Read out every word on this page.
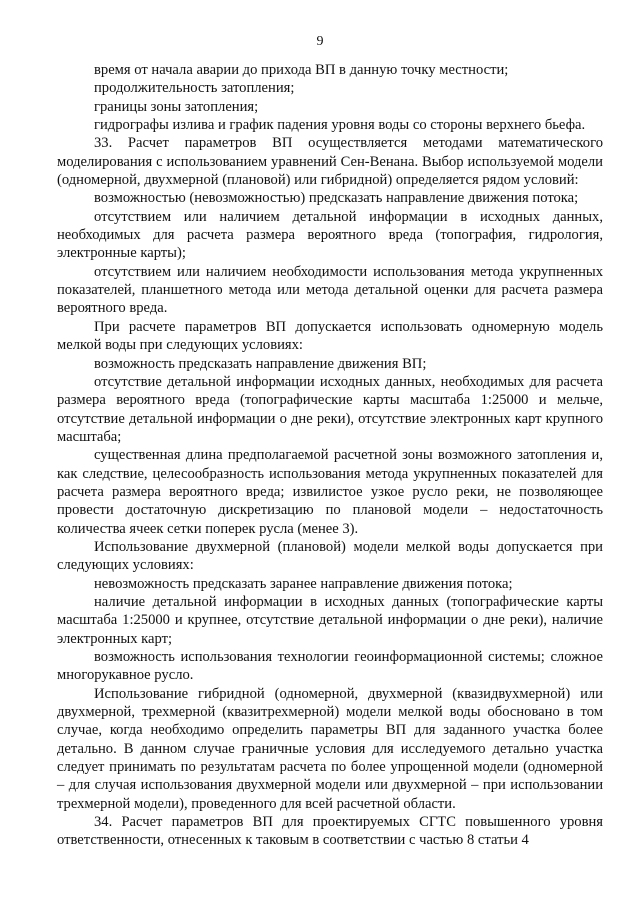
9

время от начала аварии до прихода ВП в данную точку местности;

продолжительность затопления;

границы зоны затопления;

гидрографы излива и график падения уровня воды со стороны верхнего бьефа.

33. Расчет параметров ВП осуществляется методами математического моделирования с использованием уравнений Сен-Венана. Выбор используемой модели (одномерной, двухмерной (плановой) или гибридной) определяется рядом условий:

возможностью (невозможностью) предсказать направление движения потока;

отсутствием или наличием детальной информации в исходных данных, необходимых для расчета размера вероятного вреда (топография, гидрология, электронные карты);

отсутствием или наличием необходимости использования метода укрупненных показателей, планшетного метода или метода детальной оценки для расчета размера вероятного вреда.

При расчете параметров ВП допускается использовать одномерную модель мелкой воды при следующих условиях:

возможность предсказать направление движения ВП;

отсутствие детальной информации исходных данных, необходимых для расчета размера вероятного вреда (топографические карты масштаба 1:25000 и мельче, отсутствие детальной информации о дне реки), отсутствие электронных карт крупного масштаба;

существенная длина предполагаемой расчетной зоны возможного затопления и, как следствие, целесообразность использования метода укрупненных показателей для расчета размера вероятного вреда; извилистое узкое русло реки, не позволяющее провести достаточную дискретизацию по плановой модели – недостаточность количества ячеек сетки поперек русла (менее 3).

Использование двухмерной (плановой) модели мелкой воды допускается при следующих условиях:

невозможность предсказать заранее направление движения потока;

наличие детальной информации в исходных данных (топографические карты масштаба 1:25000 и крупнее, отсутствие детальной информации о дне реки), наличие электронных карт;

возможность использования технологии геоинформационной системы; сложное многорукавное русло.

Использование гибридной (одномерной, двухмерной (квазидвухмерной) или двухмерной, трехмерной (квазитрехмерной) модели мелкой воды обосновано в том случае, когда необходимо определить параметры ВП для заданного участка более детально. В данном случае граничные условия для исследуемого детально участка следует принимать по результатам расчета по более упрощенной модели (одномерной – для случая использования двухмерной модели или двухмерной – при использовании трехмерной модели), проведенного для всей расчетной области.

34. Расчет параметров ВП для проектируемых СГТС повышенного уровня ответственности, отнесенных к таковым в соответствии с частью 8 статьи 4
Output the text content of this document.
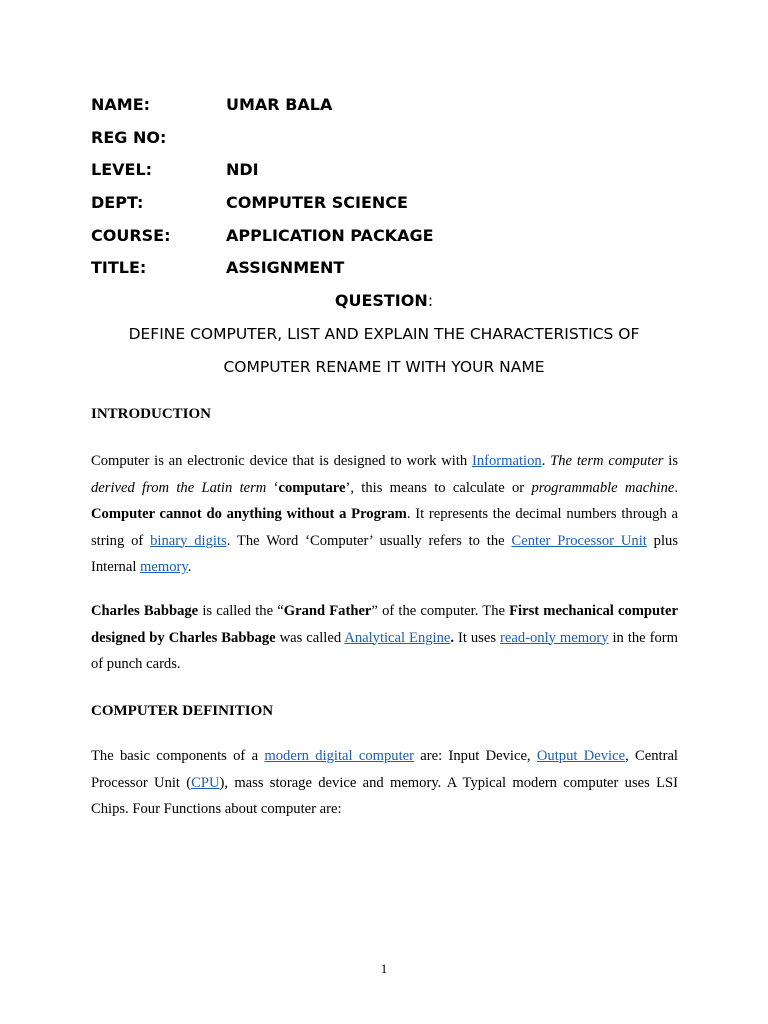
NAME:	UMAR BALA
REG NO:
LEVEL:	NDI
DEPT:	COMPUTER SCIENCE
COURSE:	APPLICATION PACKAGE
TITLE:	ASSIGNMENT
QUESTION:
DEFINE COMPUTER, LIST AND EXPLAIN THE CHARACTERISTICS OF
COMPUTER RENAME IT WITH YOUR NAME
INTRODUCTION
Computer is an electronic device that is designed to work with Information. The term computer is derived from the Latin term ‘computare’, this means to calculate or programmable machine. Computer cannot do anything without a Program. It represents the decimal numbers through a string of binary digits. The Word ‘Computer’ usually refers to the Center Processor Unit plus Internal memory.
Charles Babbage is called the “Grand Father” of the computer. The First mechanical computer designed by Charles Babbage was called Analytical Engine. It uses read-only memory in the form of punch cards.
COMPUTER DEFINITION
The basic components of a modern digital computer are: Input Device, Output Device, Central Processor Unit (CPU), mass storage device and memory. A Typical modern computer uses LSI Chips. Four Functions about computer are:
1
• • •
WHAT THE EXERCISE ASKS: Repeat only the lines from the one with "Output the text content of this document." through the end of the data, both included and exactly as written. Pictures stay out of the copy.

EXERCISE OUTPUT:
Output the text content of this document.
NAME:	UMAR BALA
REG NO:
LEVEL:	NDI
DEPT:	COMPUTER SCIENCE
COURSE:	APPLICATION PACKAGE
TITLE:	ASSIGNMENT
QUESTION:
DEFINE COMPUTER, LIST AND EXPLAIN THE CHARACTERISTICS OF
COMPUTER RENAME IT WITH YOUR NAME
INTRODUCTION
Computer is an electronic device that is designed to work with Information. The term computer is derived from the Latin term ‘computare’, this means to calculate or programmable machine. Computer cannot do anything without a Program. It represents the decimal numbers through a string of binary digits. The Word ‘Computer’ usually refers to the Center Processor Unit plus Internal memory.
Charles Babbage is called the “Grand Father” of the computer. The First mechanical computer designed by Charles Babbage was called Analytical Engine. It uses read-only memory in the form of punch cards.
COMPUTER DEFINITION
The basic components of a modern digital computer are: Input Device, Output Device, Central Processor Unit (CPU), mass storage device and memory. A Typical modern computer uses LSI Chips. Four Functions about computer are:
1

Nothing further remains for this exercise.